Return all lines below containing the word "진행해주세요".

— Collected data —
◆ ◆ ◆

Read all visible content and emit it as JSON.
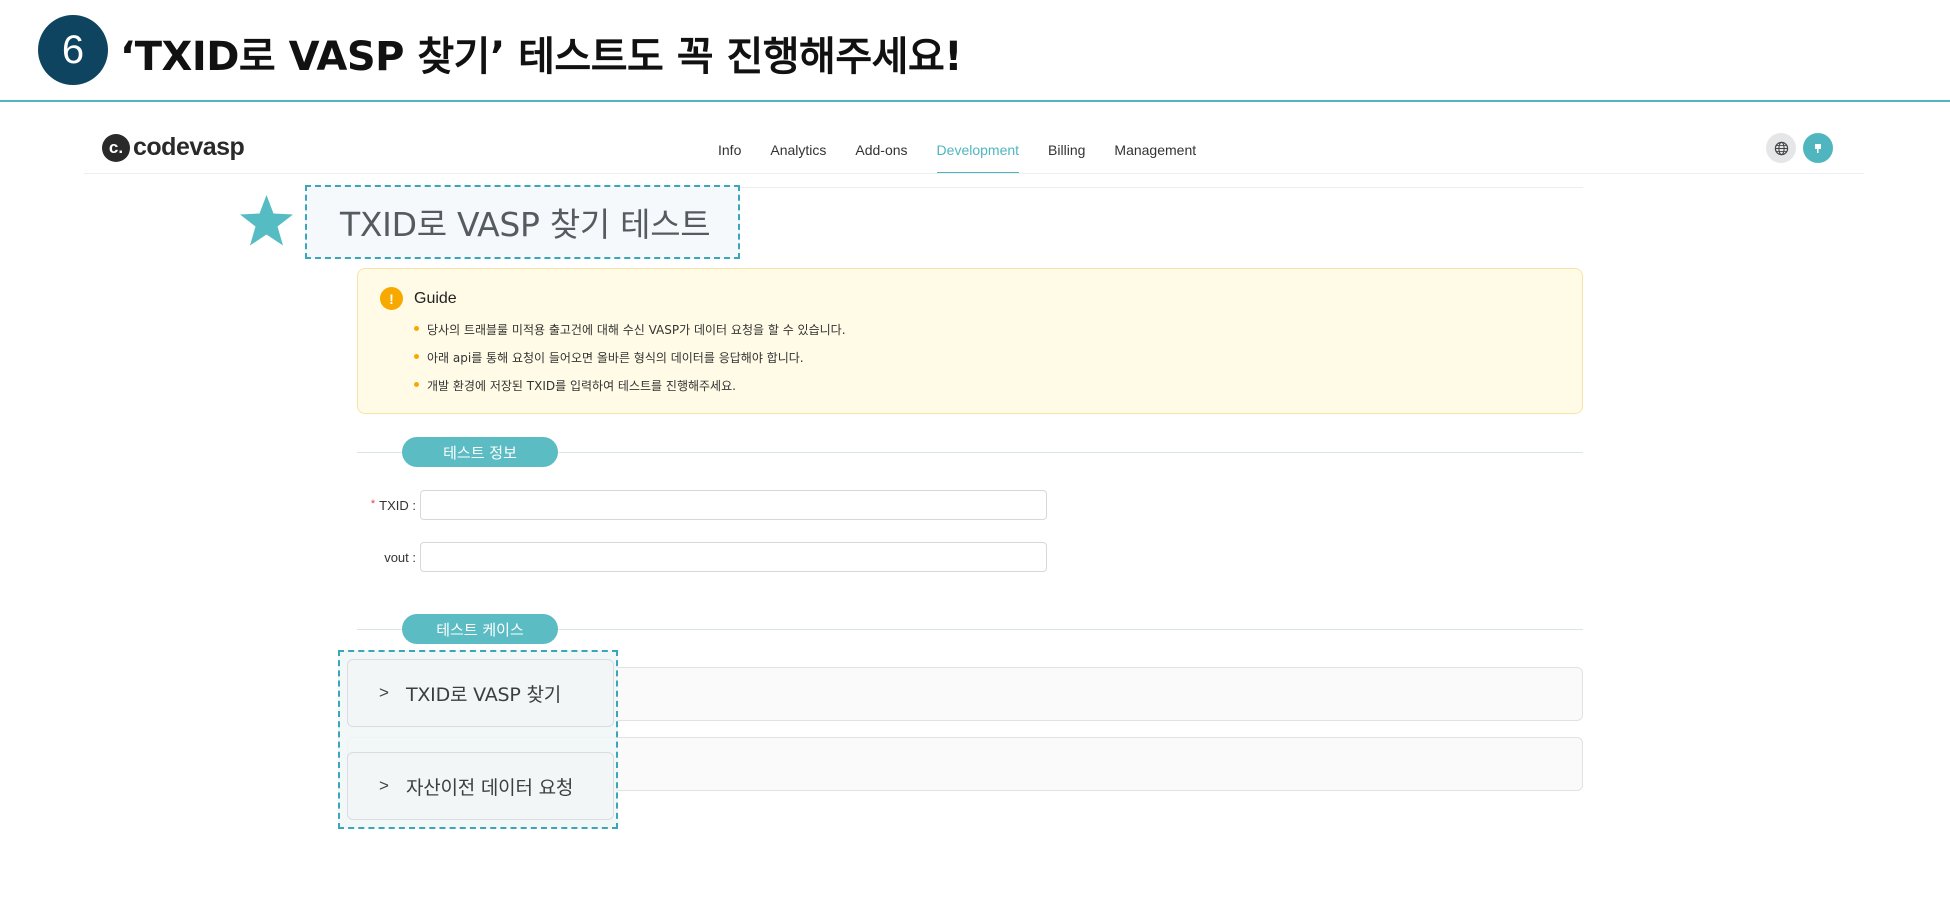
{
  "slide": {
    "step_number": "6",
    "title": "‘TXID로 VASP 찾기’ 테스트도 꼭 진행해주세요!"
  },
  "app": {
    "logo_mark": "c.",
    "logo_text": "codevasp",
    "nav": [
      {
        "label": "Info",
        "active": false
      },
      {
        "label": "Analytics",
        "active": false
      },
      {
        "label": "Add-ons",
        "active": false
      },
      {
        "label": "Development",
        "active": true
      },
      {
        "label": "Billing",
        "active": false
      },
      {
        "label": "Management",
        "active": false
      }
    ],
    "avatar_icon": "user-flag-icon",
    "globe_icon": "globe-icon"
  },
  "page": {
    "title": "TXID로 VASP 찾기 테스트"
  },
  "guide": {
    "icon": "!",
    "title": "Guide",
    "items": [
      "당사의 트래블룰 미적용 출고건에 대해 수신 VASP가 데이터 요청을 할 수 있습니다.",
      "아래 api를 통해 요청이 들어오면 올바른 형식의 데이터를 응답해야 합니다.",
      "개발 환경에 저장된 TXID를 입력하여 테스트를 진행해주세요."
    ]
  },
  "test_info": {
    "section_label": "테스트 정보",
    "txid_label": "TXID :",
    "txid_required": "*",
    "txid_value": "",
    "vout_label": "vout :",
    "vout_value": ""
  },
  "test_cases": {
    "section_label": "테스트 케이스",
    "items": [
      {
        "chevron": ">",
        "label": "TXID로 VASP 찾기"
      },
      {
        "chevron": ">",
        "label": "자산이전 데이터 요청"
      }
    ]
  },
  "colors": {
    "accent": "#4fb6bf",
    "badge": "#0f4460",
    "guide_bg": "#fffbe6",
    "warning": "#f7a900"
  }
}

◆ ◆ ◆

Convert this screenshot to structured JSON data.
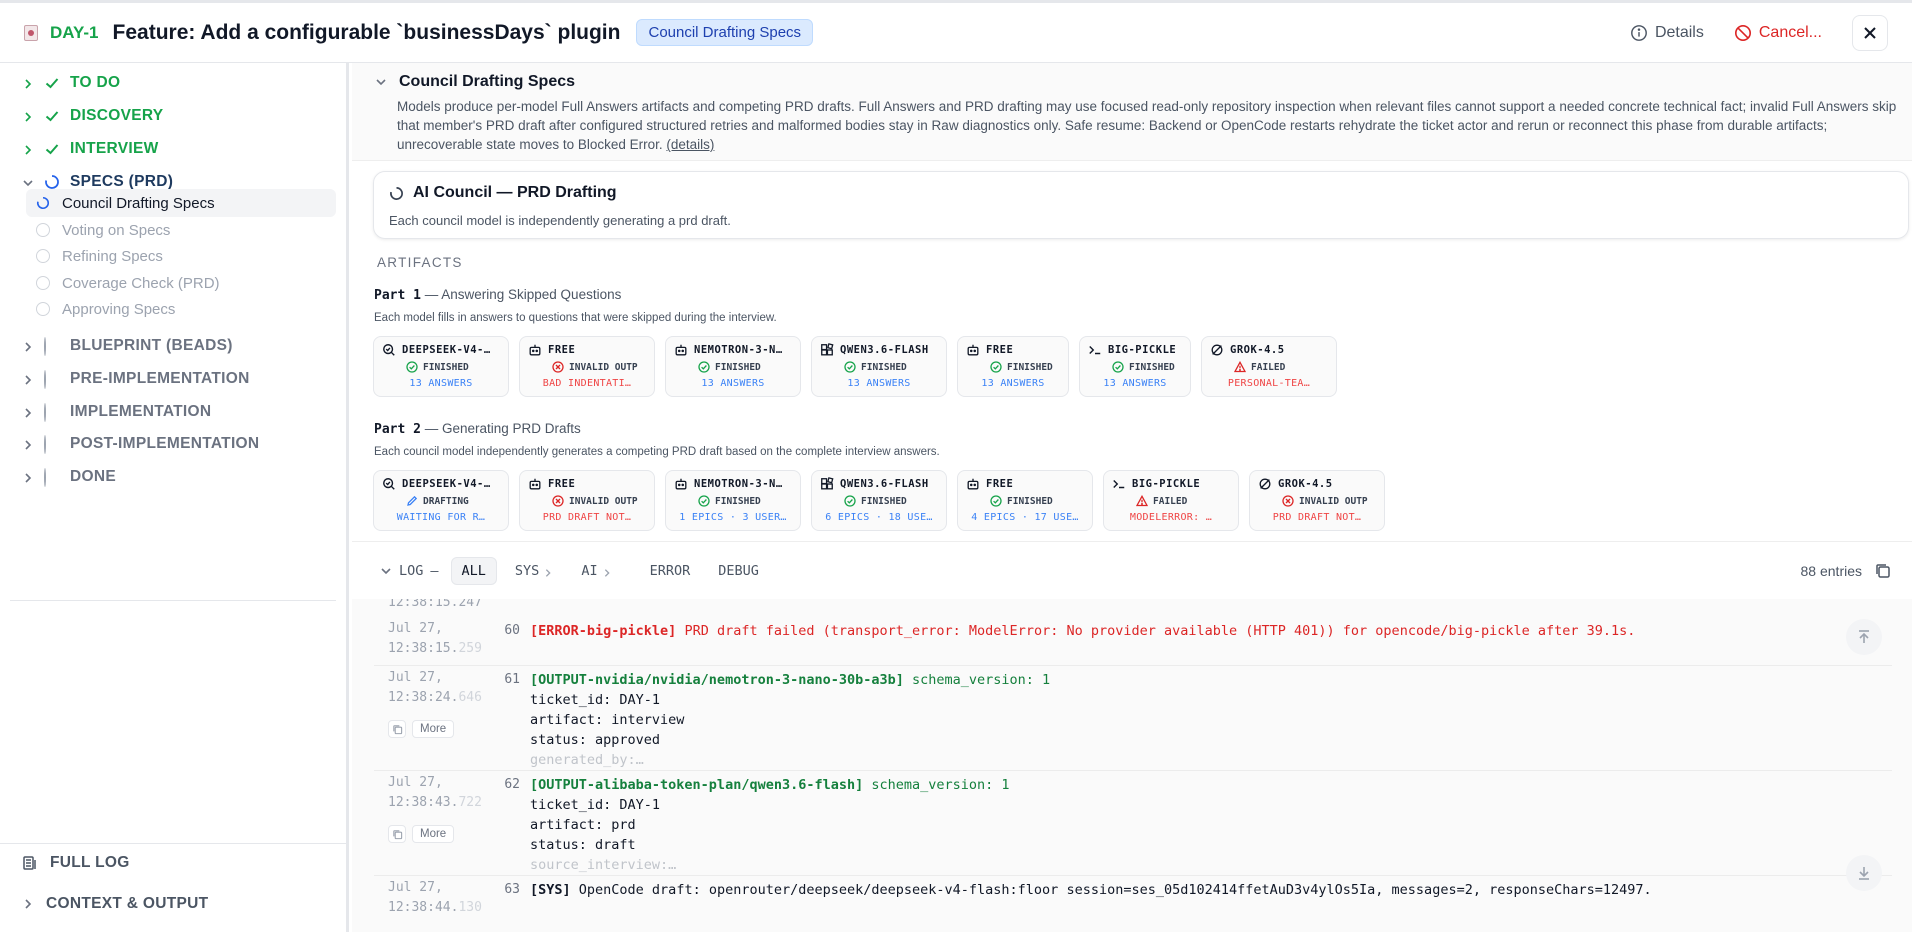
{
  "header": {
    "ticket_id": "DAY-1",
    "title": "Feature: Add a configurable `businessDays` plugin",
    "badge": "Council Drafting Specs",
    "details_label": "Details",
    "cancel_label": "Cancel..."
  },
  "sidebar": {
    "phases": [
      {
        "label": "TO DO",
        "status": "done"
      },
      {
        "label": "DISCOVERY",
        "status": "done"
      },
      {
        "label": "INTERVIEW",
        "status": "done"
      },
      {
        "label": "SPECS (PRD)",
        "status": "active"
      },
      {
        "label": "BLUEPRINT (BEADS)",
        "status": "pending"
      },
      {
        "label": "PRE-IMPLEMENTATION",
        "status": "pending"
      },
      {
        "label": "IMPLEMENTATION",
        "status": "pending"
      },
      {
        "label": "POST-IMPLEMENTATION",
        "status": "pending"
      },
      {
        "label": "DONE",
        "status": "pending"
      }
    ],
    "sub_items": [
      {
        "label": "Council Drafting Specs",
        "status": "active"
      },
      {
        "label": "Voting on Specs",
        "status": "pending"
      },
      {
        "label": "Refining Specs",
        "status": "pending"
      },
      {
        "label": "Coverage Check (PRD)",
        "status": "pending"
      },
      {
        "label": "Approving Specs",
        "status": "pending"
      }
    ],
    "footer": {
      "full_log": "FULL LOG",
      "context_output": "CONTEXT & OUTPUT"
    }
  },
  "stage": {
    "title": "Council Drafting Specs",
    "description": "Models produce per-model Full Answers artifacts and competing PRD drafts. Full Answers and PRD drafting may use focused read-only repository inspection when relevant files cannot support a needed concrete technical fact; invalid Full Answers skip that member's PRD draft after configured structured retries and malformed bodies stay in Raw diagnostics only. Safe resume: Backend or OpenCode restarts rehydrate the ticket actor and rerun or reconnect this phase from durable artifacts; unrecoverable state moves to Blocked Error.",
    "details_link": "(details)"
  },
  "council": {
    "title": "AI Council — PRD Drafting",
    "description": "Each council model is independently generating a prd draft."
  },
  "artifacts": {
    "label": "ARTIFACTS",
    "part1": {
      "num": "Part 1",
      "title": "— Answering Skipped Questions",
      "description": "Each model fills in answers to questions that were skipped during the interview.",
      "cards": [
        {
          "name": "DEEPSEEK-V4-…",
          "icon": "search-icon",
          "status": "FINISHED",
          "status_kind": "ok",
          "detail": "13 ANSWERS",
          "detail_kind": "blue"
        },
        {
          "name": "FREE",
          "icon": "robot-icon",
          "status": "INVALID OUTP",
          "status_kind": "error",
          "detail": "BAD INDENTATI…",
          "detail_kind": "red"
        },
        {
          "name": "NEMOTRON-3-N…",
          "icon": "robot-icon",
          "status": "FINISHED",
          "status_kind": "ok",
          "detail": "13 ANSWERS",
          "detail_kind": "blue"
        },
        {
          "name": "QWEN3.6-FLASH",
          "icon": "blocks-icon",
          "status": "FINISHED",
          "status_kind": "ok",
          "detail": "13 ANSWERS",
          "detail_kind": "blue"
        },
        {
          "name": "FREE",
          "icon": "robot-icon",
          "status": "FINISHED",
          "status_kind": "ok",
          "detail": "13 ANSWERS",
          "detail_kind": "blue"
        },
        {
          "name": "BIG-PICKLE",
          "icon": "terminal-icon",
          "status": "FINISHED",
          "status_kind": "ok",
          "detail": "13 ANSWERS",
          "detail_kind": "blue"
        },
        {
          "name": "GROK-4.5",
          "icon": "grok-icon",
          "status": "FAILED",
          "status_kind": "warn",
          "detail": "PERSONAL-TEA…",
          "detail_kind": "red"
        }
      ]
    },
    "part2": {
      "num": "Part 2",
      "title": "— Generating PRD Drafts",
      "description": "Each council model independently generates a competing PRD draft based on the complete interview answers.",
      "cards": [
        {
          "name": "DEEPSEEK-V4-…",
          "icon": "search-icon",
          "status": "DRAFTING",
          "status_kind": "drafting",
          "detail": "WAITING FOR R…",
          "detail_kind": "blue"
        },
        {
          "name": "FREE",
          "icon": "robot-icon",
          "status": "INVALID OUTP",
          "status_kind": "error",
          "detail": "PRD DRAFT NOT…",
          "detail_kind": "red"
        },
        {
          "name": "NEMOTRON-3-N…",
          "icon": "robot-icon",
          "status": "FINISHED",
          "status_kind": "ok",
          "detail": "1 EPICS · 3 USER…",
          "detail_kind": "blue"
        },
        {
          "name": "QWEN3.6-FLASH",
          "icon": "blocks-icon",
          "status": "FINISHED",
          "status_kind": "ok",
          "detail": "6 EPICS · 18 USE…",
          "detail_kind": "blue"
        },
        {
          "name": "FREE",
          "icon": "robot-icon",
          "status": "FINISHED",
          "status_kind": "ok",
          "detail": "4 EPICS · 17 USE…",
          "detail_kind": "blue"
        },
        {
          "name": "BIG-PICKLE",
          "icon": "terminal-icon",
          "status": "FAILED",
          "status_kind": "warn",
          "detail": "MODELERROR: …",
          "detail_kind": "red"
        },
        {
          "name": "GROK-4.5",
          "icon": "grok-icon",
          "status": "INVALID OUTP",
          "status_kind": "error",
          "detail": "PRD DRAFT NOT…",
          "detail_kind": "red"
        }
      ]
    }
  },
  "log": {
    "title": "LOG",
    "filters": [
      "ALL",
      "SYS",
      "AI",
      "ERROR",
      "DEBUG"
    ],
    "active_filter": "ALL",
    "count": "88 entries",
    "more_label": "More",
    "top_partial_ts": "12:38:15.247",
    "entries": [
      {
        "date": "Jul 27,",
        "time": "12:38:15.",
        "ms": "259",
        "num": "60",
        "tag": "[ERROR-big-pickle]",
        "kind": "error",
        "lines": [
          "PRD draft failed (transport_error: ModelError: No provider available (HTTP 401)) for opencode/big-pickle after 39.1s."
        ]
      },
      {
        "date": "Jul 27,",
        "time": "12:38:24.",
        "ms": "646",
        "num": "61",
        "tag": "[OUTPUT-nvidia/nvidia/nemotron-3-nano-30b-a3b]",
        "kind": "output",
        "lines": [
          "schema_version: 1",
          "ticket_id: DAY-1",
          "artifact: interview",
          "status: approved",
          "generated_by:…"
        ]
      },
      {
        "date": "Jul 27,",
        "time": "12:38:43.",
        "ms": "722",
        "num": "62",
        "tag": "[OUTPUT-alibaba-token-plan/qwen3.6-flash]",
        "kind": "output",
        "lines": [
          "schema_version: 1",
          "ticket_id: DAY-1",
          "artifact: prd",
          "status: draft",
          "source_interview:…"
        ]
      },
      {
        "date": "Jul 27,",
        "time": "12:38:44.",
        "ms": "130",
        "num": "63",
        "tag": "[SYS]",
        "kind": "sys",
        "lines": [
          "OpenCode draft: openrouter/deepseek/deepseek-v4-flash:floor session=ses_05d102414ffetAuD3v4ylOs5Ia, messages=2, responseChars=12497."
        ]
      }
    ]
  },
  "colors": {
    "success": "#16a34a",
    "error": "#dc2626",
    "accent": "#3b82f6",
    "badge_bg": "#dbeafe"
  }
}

◆ ◆ ◆

— FINISHED EXERCISE —
    "title": "‘TXID로 VASP 찾기’ 테스트도 꼭 진행해주세요!"
      "개발 환경에 저장된 TXID를 입력하여 테스트를 진행해주세요."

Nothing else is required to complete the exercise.